**Written exercise:**
Find each line below that contains the string "scrollbar" and copy it out; treat uppercase and lowercase letters as different.

**Material provided:**

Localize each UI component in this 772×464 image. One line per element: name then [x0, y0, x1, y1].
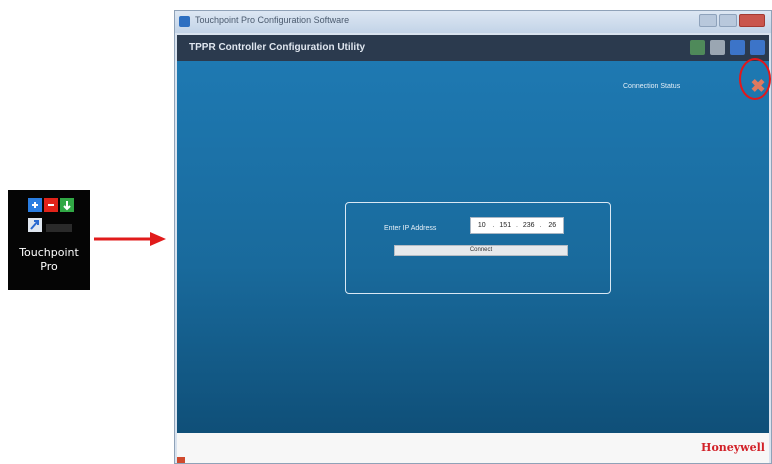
shortcut-label: Touchpoint Pro: [19, 246, 79, 273]
honeywell-logo: Honeywell: [701, 441, 765, 454]
ip-address-label: Enter IP Address: [384, 225, 437, 232]
connect-button[interactable]: Connect: [394, 245, 568, 256]
ip-octet-3[interactable]: 236: [518, 222, 540, 229]
ip-octet-4[interactable]: 26: [541, 222, 563, 229]
app-title: TPPR Controller Configuration Utility: [189, 42, 366, 53]
window-titlebar[interactable]: Touchpoint Pro Configuration Software: [175, 11, 771, 33]
main-content: Connection Status ✖ Enter IP Address 10 …: [177, 61, 769, 433]
minimize-button[interactable]: [699, 14, 717, 27]
arrow-pointer-icon: [94, 232, 166, 246]
connection-status-label: Connection Status: [623, 83, 681, 90]
app-footer: Honeywell: [177, 433, 769, 463]
connect-panel: Enter IP Address 10 . 151 . 236 . 26 Con…: [345, 202, 611, 294]
app-header: TPPR Controller Configuration Utility: [177, 35, 769, 61]
highlight-circle-annotation: [739, 58, 771, 100]
maximize-button[interactable]: [719, 14, 737, 27]
ip-address-input[interactable]: 10 . 151 . 236 . 26: [470, 217, 564, 234]
window-controls: [699, 14, 765, 27]
ip-octet-2[interactable]: 151: [494, 222, 516, 229]
close-button[interactable]: [739, 14, 765, 27]
window-title: Touchpoint Pro Configuration Software: [195, 15, 350, 25]
ip-octet-1[interactable]: 10: [471, 222, 493, 229]
info-icon[interactable]: [750, 40, 765, 55]
app-window: Touchpoint Pro Configuration Software TP…: [174, 10, 772, 464]
touchpoint-pro-icon: [28, 198, 74, 232]
help-icon[interactable]: [730, 40, 745, 55]
monitor-icon[interactable]: [690, 40, 705, 55]
document-icon[interactable]: [710, 40, 725, 55]
touchpoint-pro-shortcut[interactable]: Touchpoint Pro: [8, 190, 90, 290]
header-toolbar: [690, 40, 765, 55]
app-small-icon: [179, 16, 190, 27]
footer-indicator: [177, 457, 185, 463]
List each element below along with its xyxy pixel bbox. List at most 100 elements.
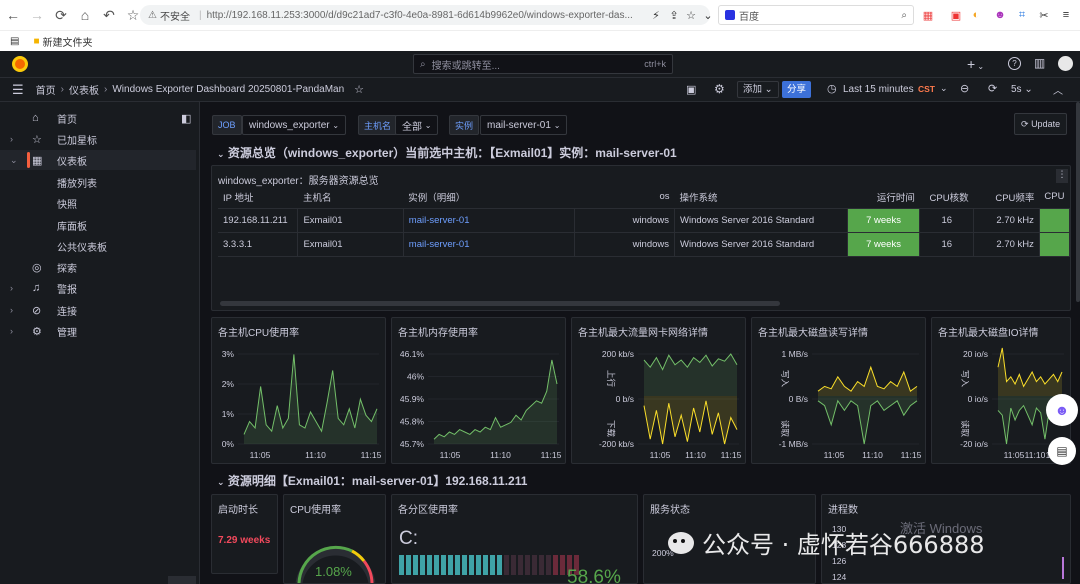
- sidebar-item-explore[interactable]: ◎ 探索: [0, 257, 196, 277]
- add-button[interactable]: 添加 ⌄: [737, 81, 779, 98]
- time-range-picker[interactable]: Last 15 minutes: [843, 84, 914, 95]
- sidebar-item-home[interactable]: ⌂ 首页: [0, 108, 196, 128]
- row-title-overview[interactable]: ⌄ 资源总览（windows_exporter）当前选中主机：【Exmail01…: [217, 144, 677, 161]
- panel-menu-icon[interactable]: ⋮: [1056, 169, 1068, 183]
- breadcrumb-dashboards[interactable]: 仪表板: [69, 82, 99, 97]
- bookmark-folder[interactable]: 新建文件夹: [43, 34, 93, 49]
- new-plus-button[interactable]: + ⌄: [967, 56, 984, 72]
- column-header[interactable]: CPU: [1039, 186, 1070, 209]
- uptime-panel: 启动时长 7.29 weeks: [211, 494, 278, 574]
- browser-chrome: ← → ⟳ ⌂ ↶ ☆ ⚠ 不安全 | http://192.168.11.25…: [0, 0, 1080, 51]
- robot-icon[interactable]: ☻: [992, 7, 1008, 23]
- chevron-down-icon[interactable]: ⌄: [940, 83, 948, 94]
- search-engine-box[interactable]: 百度 ⌕: [718, 5, 914, 25]
- bar-gauge-cell: [441, 555, 446, 575]
- table-cell-os-name: Windows Server 2016 Standard: [674, 208, 848, 233]
- update-button[interactable]: ⟳ Update: [1014, 113, 1068, 135]
- main-scrollbar[interactable]: [1076, 102, 1080, 302]
- chevron-right-icon[interactable]: ›: [10, 305, 13, 315]
- menu-toggle-icon[interactable]: ☰: [12, 82, 24, 98]
- refresh-icon[interactable]: ⟳: [988, 82, 997, 95]
- process-line: [1062, 557, 1064, 579]
- breadcrumb-dashboard-title[interactable]: Windows Exporter Dashboard 20250801-Pand…: [112, 84, 344, 95]
- star-icon[interactable]: ☆: [683, 7, 699, 23]
- search-icon[interactable]: ⌕: [901, 10, 907, 21]
- forward-icon[interactable]: →: [26, 4, 48, 26]
- instance-variable-select[interactable]: mail-server-01 ⌄: [480, 115, 568, 135]
- chevron-down-icon[interactable]: ⌄: [700, 7, 716, 23]
- column-header[interactable]: 运行时间: [847, 186, 920, 209]
- undo-icon[interactable]: ↶: [98, 4, 120, 26]
- table-cell-cpu: [1039, 232, 1070, 257]
- column-header[interactable]: os: [574, 186, 675, 209]
- ai-assistant-icon[interactable]: ☻: [1046, 394, 1078, 426]
- scissors-icon[interactable]: ✂: [1036, 7, 1052, 23]
- chevron-right-icon[interactable]: ›: [10, 326, 13, 336]
- sidebar-item-connections[interactable]: › ⊘ 连接: [0, 300, 196, 320]
- dock-sidebar-icon[interactable]: ◧: [181, 112, 191, 125]
- column-header[interactable]: CPU频率: [973, 186, 1040, 209]
- sidebar-item-playlists[interactable]: 播放列表: [0, 172, 196, 192]
- series-area: [244, 354, 377, 444]
- chevron-down-icon[interactable]: ⌄: [10, 155, 18, 166]
- settings-gear-icon[interactable]: ⚙: [714, 82, 725, 96]
- sidebar-item-label: 仪表板: [57, 156, 87, 168]
- sidebar-item-administration[interactable]: › ⚙ 管理: [0, 321, 196, 341]
- save-icon[interactable]: ▣: [686, 83, 696, 96]
- home-icon[interactable]: ⌂: [74, 4, 96, 26]
- avatar[interactable]: [1058, 56, 1073, 71]
- table-cell-instance-link[interactable]: mail-server-01: [403, 208, 575, 233]
- sidebar-item-starred[interactable]: › ☆ 已加星标: [0, 129, 196, 149]
- search-input[interactable]: ⌕ 搜索或跳转至... ctrl+k: [413, 54, 673, 74]
- pdf-icon[interactable]: ▣: [948, 7, 964, 23]
- partition-usage-panel: 各分区使用率 C: 58.6%: [391, 494, 638, 584]
- sidebar-item-public-dashboards[interactable]: 公共仪表板: [0, 236, 196, 256]
- collapse-chevron-icon[interactable]: ︿: [1053, 82, 1063, 97]
- sidebar-scrollbar[interactable]: [168, 576, 196, 584]
- column-header[interactable]: 实例（明细）: [403, 186, 575, 209]
- url-bar[interactable]: ⚠ 不安全 | http://192.168.11.253:3000/d/d9c…: [140, 5, 710, 25]
- zoom-out-icon[interactable]: ⊖: [960, 82, 969, 95]
- help-icon[interactable]: ?: [1008, 57, 1021, 70]
- grafana-logo-icon[interactable]: [12, 56, 28, 72]
- reload-icon[interactable]: ⟳: [50, 4, 72, 26]
- moon-icon[interactable]: ◐: [968, 7, 984, 23]
- bar-gauge-cell: [497, 555, 502, 575]
- sidebar-item-alerting[interactable]: › ♫ 警报: [0, 278, 196, 298]
- notes-icon[interactable]: ▤: [1048, 437, 1076, 465]
- y-tick-label: 1 MB/s: [782, 349, 808, 359]
- row-title-detail[interactable]: ⌄ 资源明细【Exmail01：mail-server-01】192.168.1…: [217, 472, 527, 489]
- lightning-icon[interactable]: ⚡: [648, 7, 664, 23]
- column-header[interactable]: 操作系统: [674, 186, 848, 209]
- sidebar-item-library-panels[interactable]: 库面板: [0, 215, 196, 235]
- refresh-icon: ⟳: [1021, 119, 1029, 129]
- table-cell-ip: 192.168.11.211: [218, 208, 299, 233]
- share-button[interactable]: 分享: [782, 81, 812, 98]
- sidebar-item-snapshots[interactable]: 快照: [0, 193, 196, 213]
- column-header[interactable]: CPU核数: [919, 186, 974, 209]
- sidebar-item-dashboards[interactable]: ⌄ ▦ 仪表板: [0, 150, 196, 170]
- refresh-interval[interactable]: 5s ⌄: [1011, 84, 1033, 95]
- y-tick-label: 3%: [222, 349, 235, 359]
- menu-icon[interactable]: ≡: [1058, 7, 1074, 23]
- x-tick-label: 11:15: [541, 450, 562, 460]
- table-horizontal-scrollbar[interactable]: [220, 301, 780, 306]
- share-icon[interactable]: ⇪: [666, 7, 682, 23]
- column-header[interactable]: IP 地址: [218, 186, 298, 209]
- chevron-right-icon[interactable]: ›: [10, 134, 13, 144]
- news-icon[interactable]: ▥: [1034, 56, 1045, 70]
- favorite-star-icon[interactable]: ☆: [354, 83, 364, 96]
- y-axis-label-bottom: 读取: [780, 420, 790, 438]
- breadcrumb-home[interactable]: 首页: [36, 82, 56, 97]
- table-cell-uptime: 7 weeks: [847, 208, 921, 233]
- back-icon[interactable]: ←: [2, 4, 24, 26]
- host-variable-select[interactable]: 全部 ⌄: [395, 115, 439, 135]
- job-variable-select[interactable]: windows_exporter ⌄: [242, 115, 347, 135]
- y-tick-label: 200 kb/s: [602, 349, 634, 359]
- chevron-right-icon[interactable]: ›: [10, 283, 13, 293]
- table-cell-instance-link[interactable]: mail-server-01: [403, 232, 575, 257]
- sidebar-toggle-icon[interactable]: ▤: [10, 36, 19, 47]
- crop-icon[interactable]: ⌗: [1014, 7, 1030, 23]
- column-header[interactable]: 主机名: [297, 186, 404, 209]
- grid-apps-icon[interactable]: ▦: [920, 7, 936, 23]
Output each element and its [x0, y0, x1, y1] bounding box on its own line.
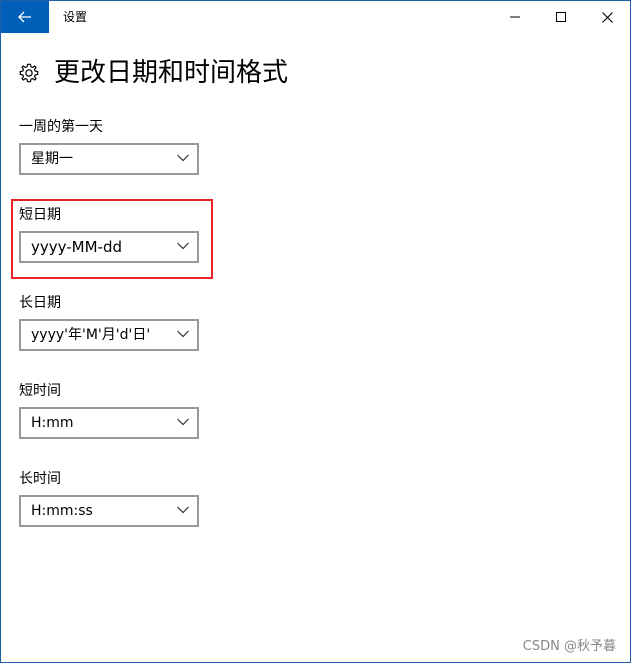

**In response:**
- main-scrollbar[interactable]: [1076, 102, 1080, 302]
- sidebar-scrollbar[interactable]: [168, 576, 196, 584]
- table-horizontal-scrollbar[interactable]: [220, 301, 780, 306]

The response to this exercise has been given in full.